======== Records provided ========

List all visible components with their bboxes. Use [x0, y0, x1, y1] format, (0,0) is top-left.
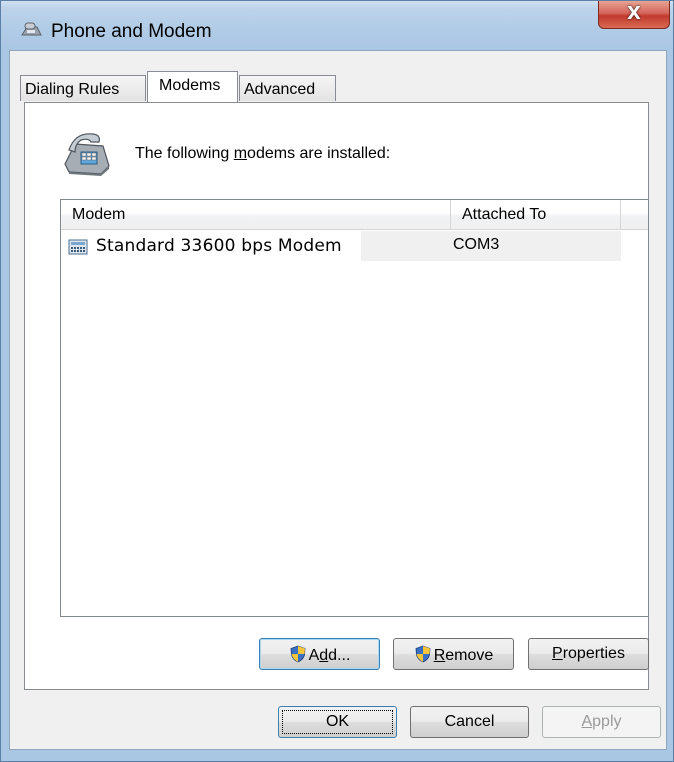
intro-text-accel: m [233, 145, 248, 162]
button-label-post: roperties [562, 645, 625, 662]
installed-modems-label: The following modems are installed: [135, 145, 390, 163]
button-label-post: d... [328, 647, 351, 664]
dialog-client-area: Dialing Rules Modems Advanced The follow… [9, 50, 667, 750]
column-header-attached-to[interactable]: Attached To [451, 200, 621, 229]
button-label-post: emove [445, 647, 494, 664]
phone-modem-icon [21, 22, 42, 36]
close-button[interactable]: X [598, 1, 670, 29]
column-header-filler [621, 200, 649, 229]
column-label: Modem [72, 206, 126, 223]
window-title: Phone and Modem [51, 21, 212, 42]
focus-rectangle [282, 710, 393, 734]
ok-button[interactable]: OK [278, 706, 397, 738]
column-label: Attached To [462, 206, 547, 223]
button-label-accel: R [433, 647, 446, 664]
button-label-accel: d [319, 647, 329, 664]
attached-port: COM3 [453, 236, 500, 253]
tab-modems[interactable]: Modems [147, 71, 238, 102]
button-label-pre: A [308, 647, 320, 664]
tab-dialing-rules[interactable]: Dialing Rules [20, 75, 146, 101]
list-header: Modem Attached To [61, 200, 648, 230]
properties-button[interactable]: Properties [528, 638, 649, 670]
cancel-button[interactable]: Cancel [410, 706, 529, 738]
uac-shield-icon [290, 645, 306, 663]
title-bar[interactable]: Phone and Modem X [1, 1, 673, 51]
dialog-window: Phone and Modem X Dialing Rules Modems A… [0, 0, 674, 762]
button-label: Cancel [444, 713, 495, 730]
add-button[interactable]: Add... [259, 638, 380, 670]
modem-name: Standard 33600 bps Modem [96, 236, 342, 256]
tab-label: Advanced [244, 81, 316, 98]
button-label-post: pply [592, 713, 622, 730]
close-icon: X [627, 3, 641, 24]
column-header-modem[interactable]: Modem [61, 200, 451, 229]
remove-button[interactable]: Remove [393, 638, 514, 670]
apply-button: Apply [542, 706, 661, 738]
tab-label: Modems [159, 77, 221, 94]
uac-shield-icon [415, 645, 431, 663]
button-label-accel: A [581, 713, 593, 730]
table-row[interactable]: Standard 33600 bps Modem COM3 [61, 231, 621, 261]
tab-advanced[interactable]: Advanced [239, 75, 336, 101]
intro-text-prefix: The following [135, 145, 234, 162]
telephone-icon [64, 133, 110, 176]
modems-list[interactable]: Modem Attached To Standard 33600 bps Mod… [60, 199, 649, 617]
button-label-accel: P [552, 645, 563, 662]
intro-text-suffix: odems are installed: [247, 145, 391, 162]
modems-tab-panel: The following modems are installed: Mode… [24, 102, 649, 690]
modem-icon [68, 239, 88, 255]
tab-label: Dialing Rules [25, 81, 120, 98]
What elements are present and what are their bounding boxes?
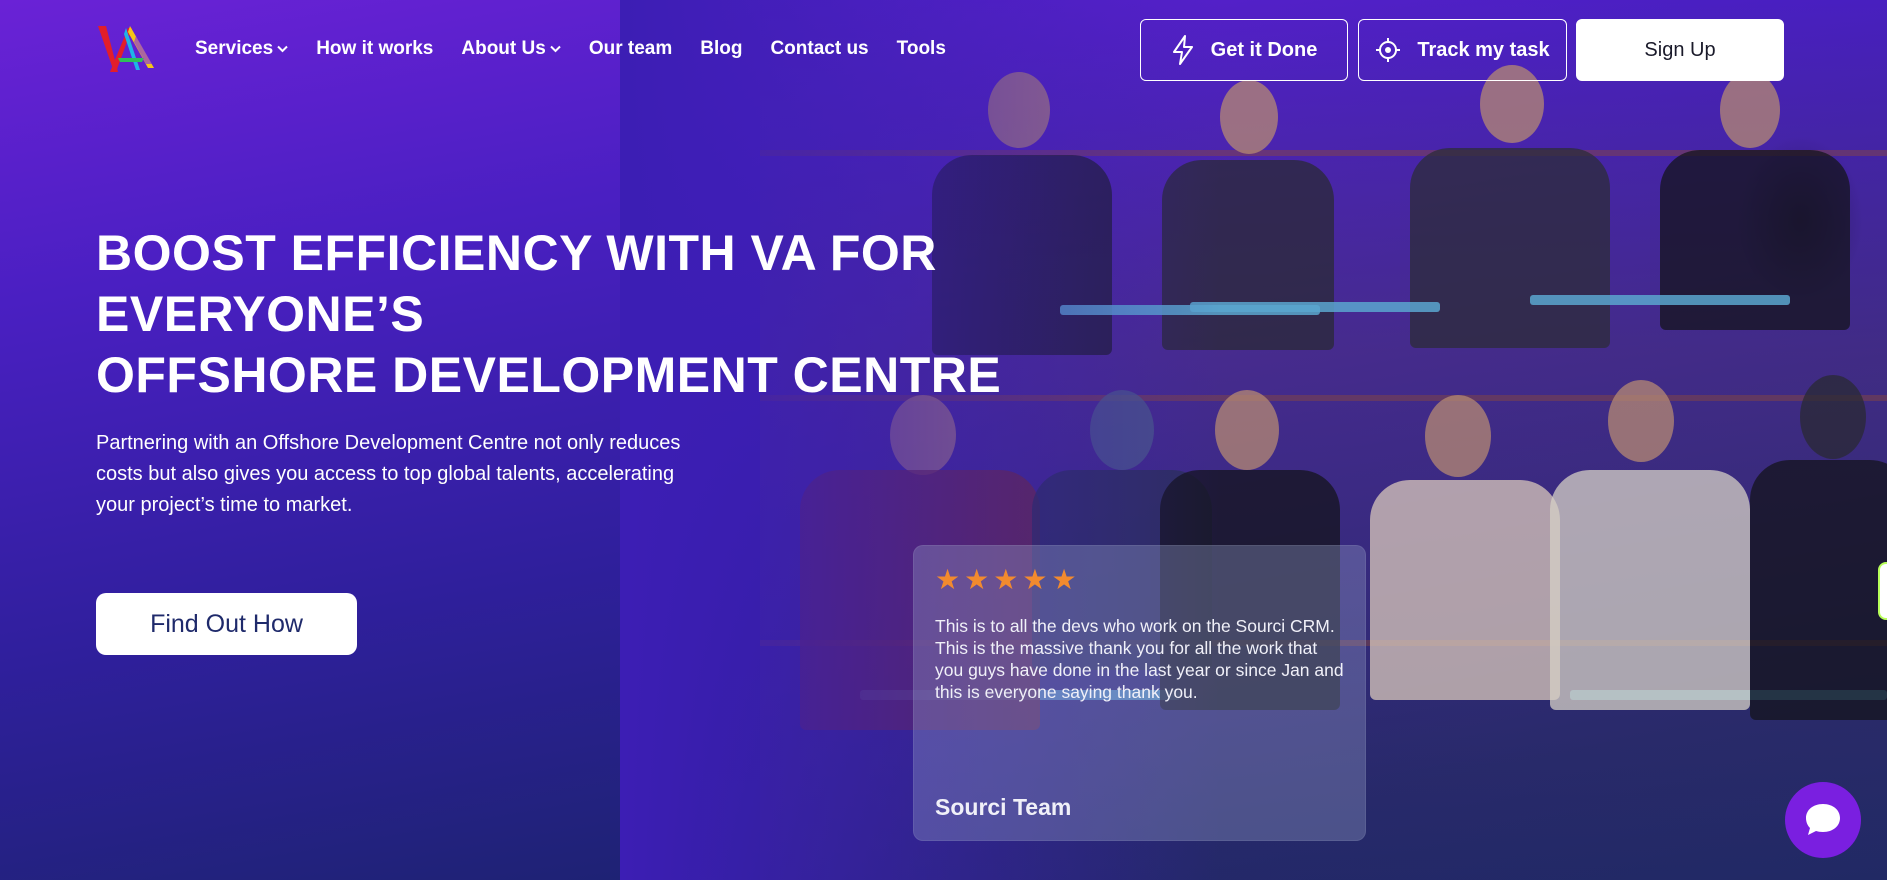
hero-subtext: Partnering with an Offshore Development …	[96, 432, 681, 516]
sign-up-button[interactable]: Sign Up	[1576, 19, 1784, 81]
testimonial-text: This is to all the devs who work on the …	[935, 616, 1344, 702]
chevron-down-icon	[277, 42, 288, 56]
main-nav: Services How it works About Us Our team …	[195, 38, 974, 60]
star-icon: ★	[964, 564, 990, 595]
person-body	[1550, 470, 1750, 710]
nav-label: About Us	[461, 38, 546, 59]
desk	[1190, 302, 1440, 312]
hero-headline: BOOST EFFICIENCY WITH VA FOR EVERYONE’S …	[96, 223, 1002, 406]
star-rating: ★ ★ ★ ★ ★	[935, 566, 1081, 594]
star-icon: ★	[1022, 564, 1048, 595]
person-head	[1425, 395, 1491, 477]
chevron-down-icon	[550, 42, 561, 56]
nav-contact-us[interactable]: Contact us	[770, 38, 868, 60]
nav-about-us[interactable]: About Us	[461, 38, 561, 60]
person-head	[1608, 380, 1674, 462]
track-my-task-label: Track my task	[1417, 38, 1550, 61]
crosshair-icon	[1376, 38, 1401, 62]
nav-how-it-works[interactable]: How it works	[316, 38, 433, 60]
chat-bubble-icon	[1806, 804, 1840, 835]
person-body	[1410, 148, 1610, 348]
person-head	[1215, 390, 1279, 470]
track-my-task-button[interactable]: Track my task	[1358, 19, 1567, 81]
find-out-how-button[interactable]: Find Out How	[96, 593, 357, 655]
testimonial-author: Sourci Team	[935, 794, 1072, 820]
nav-label: Blog	[700, 38, 743, 59]
nav-label: Services	[195, 38, 274, 59]
lightning-icon	[1172, 35, 1193, 65]
nav-services[interactable]: Services	[195, 38, 288, 60]
va-logo[interactable]	[96, 22, 158, 76]
nav-label: Contact us	[770, 38, 869, 59]
nav-label: Tools	[896, 38, 946, 59]
nav-blog[interactable]: Blog	[700, 38, 742, 60]
headline-line: BOOST EFFICIENCY WITH VA FOR	[96, 225, 937, 281]
testimonial-card: ★ ★ ★ ★ ★ This is to all the devs who wo…	[913, 545, 1366, 841]
star-icon: ★	[935, 564, 961, 595]
chat-button[interactable]	[1785, 782, 1861, 858]
sign-up-label: Sign Up	[1644, 38, 1716, 61]
star-icon: ★	[993, 564, 1019, 595]
nav-tools[interactable]: Tools	[897, 38, 946, 60]
person-body	[1370, 480, 1560, 700]
headline-line: OFFSHORE DEVELOPMENT CENTRE	[96, 347, 1002, 403]
nav-label: How it works	[316, 38, 434, 59]
side-feedback-tab[interactable]	[1878, 562, 1887, 620]
person-head	[1800, 375, 1866, 459]
headline-line: EVERYONE’S	[96, 286, 425, 342]
site-header: Services How it works About Us Our team …	[0, 0, 1887, 100]
desk	[1530, 295, 1790, 305]
get-it-done-label: Get it Done	[1210, 38, 1318, 61]
star-icon: ★	[1051, 564, 1077, 595]
get-it-done-button[interactable]: Get it Done	[1140, 19, 1348, 81]
nav-label: Our team	[588, 38, 673, 59]
nav-our-team[interactable]: Our team	[589, 38, 672, 60]
person-body	[1750, 460, 1887, 720]
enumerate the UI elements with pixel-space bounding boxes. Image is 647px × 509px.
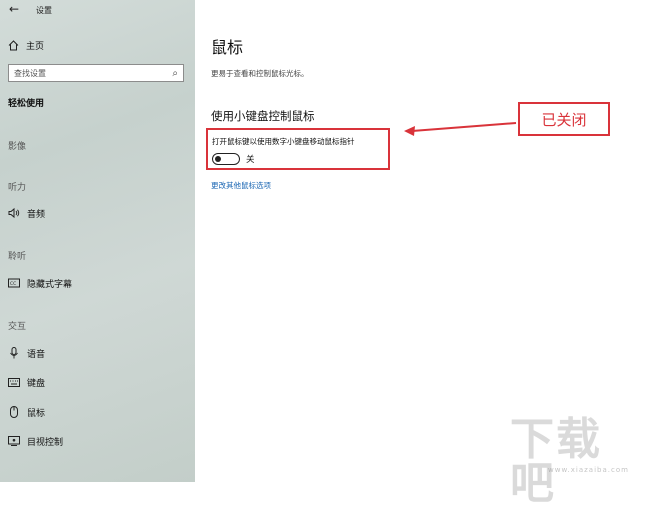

========

## Goal of the exercise
Please arrange every line of the entries above as a Markdown table with the columns "No." and "Line," numbering the rows and skipping blank lines. Leave the pictures out.

## Exercise answer
| No. | Line |
|---|---|
| 1 | List all visible components with their bboxes. Use [x0, y0, x1, y1] format, (0,0) is top-left. |
| 2 | intro-text-accel: m [233, 145, 248, 162] |
| 3 | button-label-post: roperties [562, 645, 625, 662] |
| 4 | installed-modems-label: The following modems are installed: [135, 145, 390, 163] |
| 5 | button-label-post: d... [328, 647, 351, 664] |
| 6 | dialog-client-area: Dialing Rules Modems Advanced The follow… [9, 50, 667, 750] |
| 7 | column-header-attached-to[interactable]: Attached To [451, 200, 621, 229] |
| 8 | button-label-post: emove [445, 647, 494, 664] |
| 9 | phone-modem-icon [21, 22, 42, 36] |
| 10 | close-button[interactable]: X [598, 1, 670, 29] |
| 11 | column-header-filler [621, 200, 649, 229] |
| 12 | column-label: Modem [72, 206, 126, 223] |
| 13 | window-title: Phone and Modem [51, 21, 212, 42] |
| 14 | focus-rectangle [282, 710, 393, 734] |
| 15 | ok-button[interactable]: OK [278, 706, 397, 738] |
| 16 | column-label: Attached To [462, 206, 547, 223] |
| 17 | button-label-accel: R [433, 647, 446, 664] |
| 18 | button-label-accel: d [319, 647, 329, 664] |
| 19 | attached-port: COM3 [453, 236, 500, 253] |
| 20 | tab-modems[interactable]: Modems [147, 71, 238, 102] |
| 21 | button-label-pre: A [308, 647, 320, 664] |
| 22 | tab-dialing-rules[interactable]: Dialing Rules [20, 75, 146, 101] |
| 23 | list-header: Modem Attached To [61, 200, 648, 230] |
| 24 | properties-button[interactable]: Properties [528, 638, 649, 670] |
| 25 | cancel-button[interactable]: Cancel [410, 706, 529, 738] |
| 26 | uac-shield-icon [290, 645, 306, 663] |
| 27 | title-bar[interactable]: Phone and Modem X [1, 1, 673, 51] |
| 28 | dialog-window: Phone and Modem X Dialing Rules Modems A… [0, 0, 674, 762] |
| 29 | button-label: Cancel [444, 713, 495, 730] |
| 30 | add-button[interactable]: Add... [259, 638, 380, 670] |
| 31 | modem-name: Standard 33600 bps Modem [96, 236, 342, 256] |
| 32 | tab-label: Advanced [244, 81, 316, 98] |
| 33 | button-label-post: pply [592, 713, 622, 730] |
| 34 | close-icon: X [627, 3, 641, 24] |
| 35 | column-header-modem[interactable]: Modem [61, 200, 451, 229] |
| 36 | remove-button[interactable]: Remove [393, 638, 514, 670] |
| 37 | apply-button: Apply [542, 706, 661, 738] |
| 38 | tab-label: Modems [159, 77, 221, 94] |
| 39 | uac-shield-icon [415, 645, 431, 663] |
| 40 | button-label-accel: A [581, 713, 593, 730] |
| 41 | table-row[interactable]: Standard 33600 bps Modem COM3 [61, 231, 621, 261] |
| 42 | tab-advanced[interactable]: Advanced [239, 75, 336, 101] |
| 43 | intro-text-prefix: The following [135, 145, 234, 162] |
| 44 | telephone-icon [64, 133, 110, 176] |
| 45 | modems-list[interactable]: Modem Attached To Standard 33600 bps Mod… [60, 199, 649, 617] |
| 46 | button-label-accel: P [552, 645, 563, 662] |
| 47 | intro-text-suffix: odems are installed: [247, 145, 391, 162] |
| 48 | modems-tab-panel: The following modems are installed: Mode… [24, 102, 649, 690] |
| 49 | modem-icon [68, 239, 88, 255] |
| 50 | tab-label: Dialing Rules [25, 81, 120, 98] |
| 51 | What elements are present and what are their bounding boxes? |
| 52 | hero-subtext: Partnering with an Offshore Development …	[96, 432, 681, 516] |
| 53 | sign-up-button[interactable]: Sign Up	[1576, 19, 1784, 81] |
| 54 | testimonial-text: This is to all the devs who work on the …	[935, 616, 1344, 702] |
| 55 | chevron-down-icon	[277, 42, 288, 56] |
| 56 | main-nav: Services How it works About Us Our team …	[195, 38, 974, 60] |
| 57 | star-icon: ★	[964, 564, 990, 595] |
| 58 | person-body	[1550, 470, 1750, 710] |
| 59 | nav-label: About Us	[461, 38, 546, 59] |
| 60 | desk	[1190, 302, 1440, 312] |
| 61 | hero-headline: BOOST EFFICIENCY WITH VA FOR EVERYONE’S …	[96, 223, 1002, 406] |
| 62 | star-rating: ★ ★ ★ ★ ★	[935, 566, 1081, 594] |
| 63 | star-icon: ★	[1022, 564, 1048, 595] |
| 64 | person-head	[1425, 395, 1491, 477] |
| 65 | chevron-down-icon	[550, 42, 561, 56] |
| 66 | nav-contact-us[interactable]: Contact us	[770, 38, 868, 60] |
| 67 | nav-about-us[interactable]: About Us	[461, 38, 561, 60] |
| 68 | person-head	[1608, 380, 1674, 462] |
| 69 | track-my-task-label: Track my task	[1417, 38, 1550, 61] |
| 70 | crosshair-icon	[1376, 38, 1401, 62] |
| 71 | nav-how-it-works[interactable]: How it works	[316, 38, 433, 60] |
| 72 | chat-bubble-icon	[1806, 804, 1840, 835] |
| 73 | person-body	[1410, 148, 1610, 348] |
| 74 | person-head	[1215, 390, 1279, 470] |
| 75 | track-my-task-button[interactable]: Track my task	[1358, 19, 1567, 81] |
| 76 | find-out-how-button[interactable]: Find Out How	[96, 593, 357, 655] |
| 77 | testimonial-author: Sourci Team	[935, 794, 1072, 820] |
| 78 | nav-label: Blog	[700, 38, 743, 59] |
| 79 | nav-label: Services	[195, 38, 274, 59] |
| 80 | lightning-icon	[1172, 35, 1193, 65] |
| 81 | nav-services[interactable]: Services	[195, 38, 288, 60] |
| 82 | va-logo[interactable]	[96, 22, 158, 76] |
| 83 | nav-label: Contact us	[770, 38, 869, 59] |
| 84 | nav-label: Tools	[896, 38, 946, 59] |
| 85 | nav-blog[interactable]: Blog	[700, 38, 742, 60] |
| 86 | headline-line: BOOST EFFICIENCY WITH VA FOR	[96, 225, 937, 281] |
| 87 | testimonial-card: ★ ★ ★ ★ ★ This is to all the devs who wo…	[913, 545, 1366, 841] |
| 88 | star-icon: ★	[935, 564, 961, 595] |
| 89 | chat-button[interactable]	[1785, 782, 1861, 858] |
| 90 | sign-up-label: Sign Up	[1644, 38, 1716, 61] |
| 91 | star-icon: ★	[993, 564, 1019, 595] |
| 92 | nav-tools[interactable]: Tools	[897, 38, 946, 60] |
| 93 | person-body	[1370, 480, 1560, 700] |
| 94 | headline-line: OFFSHORE DEVELOPMENT CENTRE	[96, 347, 1002, 403] |
| 95 | nav-label: How it works	[316, 38, 434, 59] |
| 96 | side-feedback-tab[interactable]	[1878, 562, 1887, 620] |
| 97 | person-head	[1800, 375, 1866, 459] |
| 98 | headline-line: EVERYONE’S	[96, 286, 425, 342] |
| 99 | site-header: Services How it works About Us Our team …	[0, 0, 1887, 100] |
| 100 | desk	[1530, 295, 1790, 305] |
| 101 | get-it-done-label: Get it Done	[1210, 38, 1318, 61] |
| 102 | star-icon: ★	[1051, 564, 1077, 595] |
| 103 | get-it-done-button[interactable]: Get it Done	[1140, 19, 1348, 81] |
| 104 | nav-label: Our team	[588, 38, 673, 59] |
| 105 | nav-our-team[interactable]: Our team	[589, 38, 672, 60] |
| 106 | person-body	[1750, 460, 1887, 720] |
| 107 | enumerate the UI elements with pixel-space bounding boxes. Image is 647px × 509px. |